• The task
Transcribe the full listing exactly, and drop every picture.

Dataset entries:
Begin

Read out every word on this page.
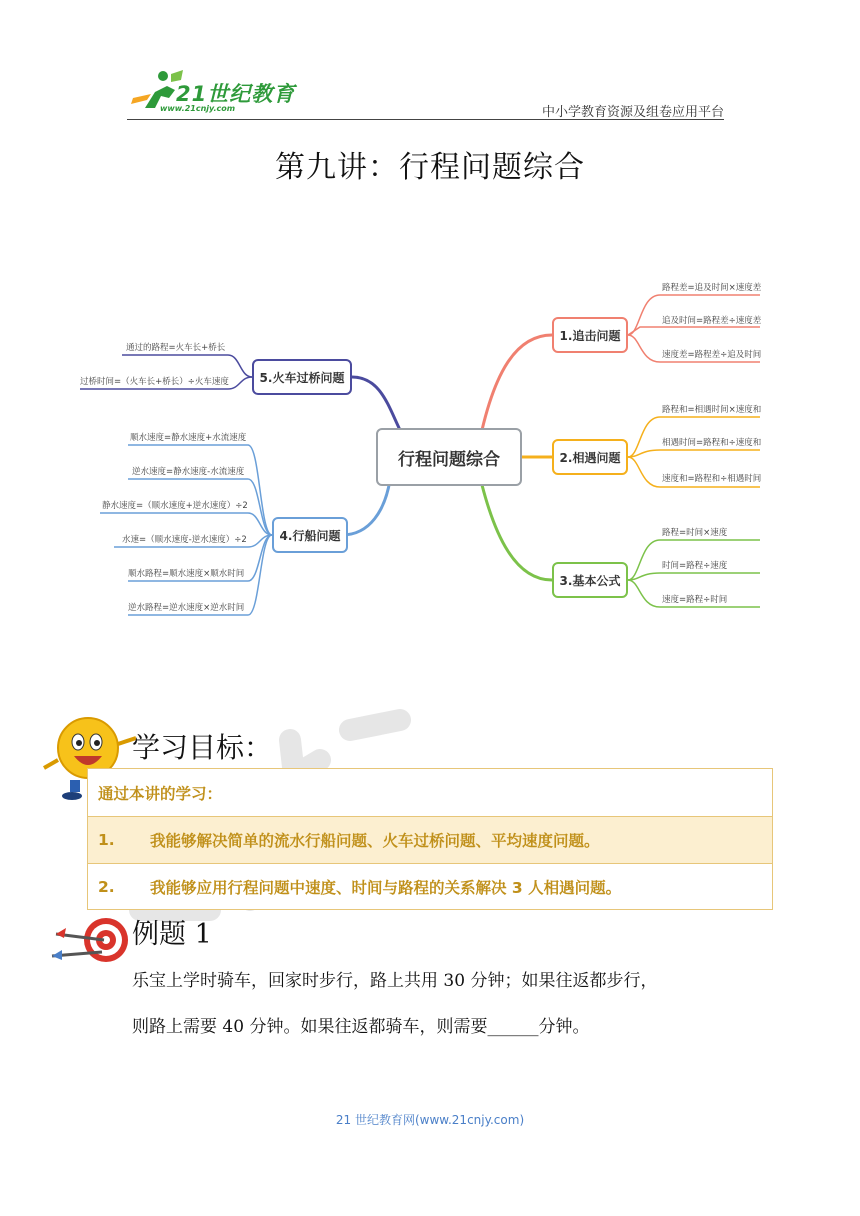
21世纪教育
www.21cnjy.com	中小学教育资源及组卷应用平台
第九讲：行程问题综合
行程问题综合
1.追击问题
2.相遇问题
3.基本公式
4.行船问题
5.火车过桥问题
路程差=追及时间×速度差
追及时间=路程差÷速度差
速度差=路程差÷追及时间
路程和=相遇时间×速度和
相遇时间=路程和÷速度和
速度和=路程和÷相遇时间
路程=时间×速度
时间=路程÷速度
速度=路程÷时间
通过的路程=火车长+桥长
过桥时间=（火车长+桥长）÷火车速度
顺水速度=静水速度+水流速度
逆水速度=静水速度-水流速度
静水速度=（顺水速度+逆水速度）÷2
水速=（顺水速度-逆水速度）÷2
顺水路程=顺水速度×顺水时间
逆水路程=逆水速度×逆水时间
学习目标：
通过本讲的学习：
1.	我能够解决简单的流水行船问题、火车过桥问题、平均速度问题。
2.	我能够应用行程问题中速度、时间与路程的关系解决 3 人相遇问题。
例题 1
乐宝上学时骑车，回家时步行，路上共用 30 分钟；如果往返都步行，
则路上需要 40 分钟。如果往返都骑车，则需要______分钟。
21 世纪教育网(www.21cnjy.com)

End

• Result of the exercise
Read out every word on this page.
21世纪教育
www.21cnjy.com	中小学教育资源及组卷应用平台
第九讲：行程问题综合
行程问题综合
1.追击问题
2.相遇问题
3.基本公式
4.行船问题
5.火车过桥问题
路程差=追及时间×速度差
追及时间=路程差÷速度差
速度差=路程差÷追及时间
路程和=相遇时间×速度和
相遇时间=路程和÷速度和
速度和=路程和÷相遇时间
路程=时间×速度
时间=路程÷速度
速度=路程÷时间
通过的路程=火车长+桥长
过桥时间=（火车长+桥长）÷火车速度
顺水速度=静水速度+水流速度
逆水速度=静水速度-水流速度
静水速度=（顺水速度+逆水速度）÷2
水速=（顺水速度-逆水速度）÷2
顺水路程=顺水速度×顺水时间
逆水路程=逆水速度×逆水时间
学习目标：
通过本讲的学习：
1.	我能够解决简单的流水行船问题、火车过桥问题、平均速度问题。
2.	我能够应用行程问题中速度、时间与路程的关系解决 3 人相遇问题。
例题 1
乐宝上学时骑车，回家时步行，路上共用 30 分钟；如果往返都步行，
则路上需要 40 分钟。如果往返都骑车，则需要______分钟。
21 世纪教育网(www.21cnjy.com)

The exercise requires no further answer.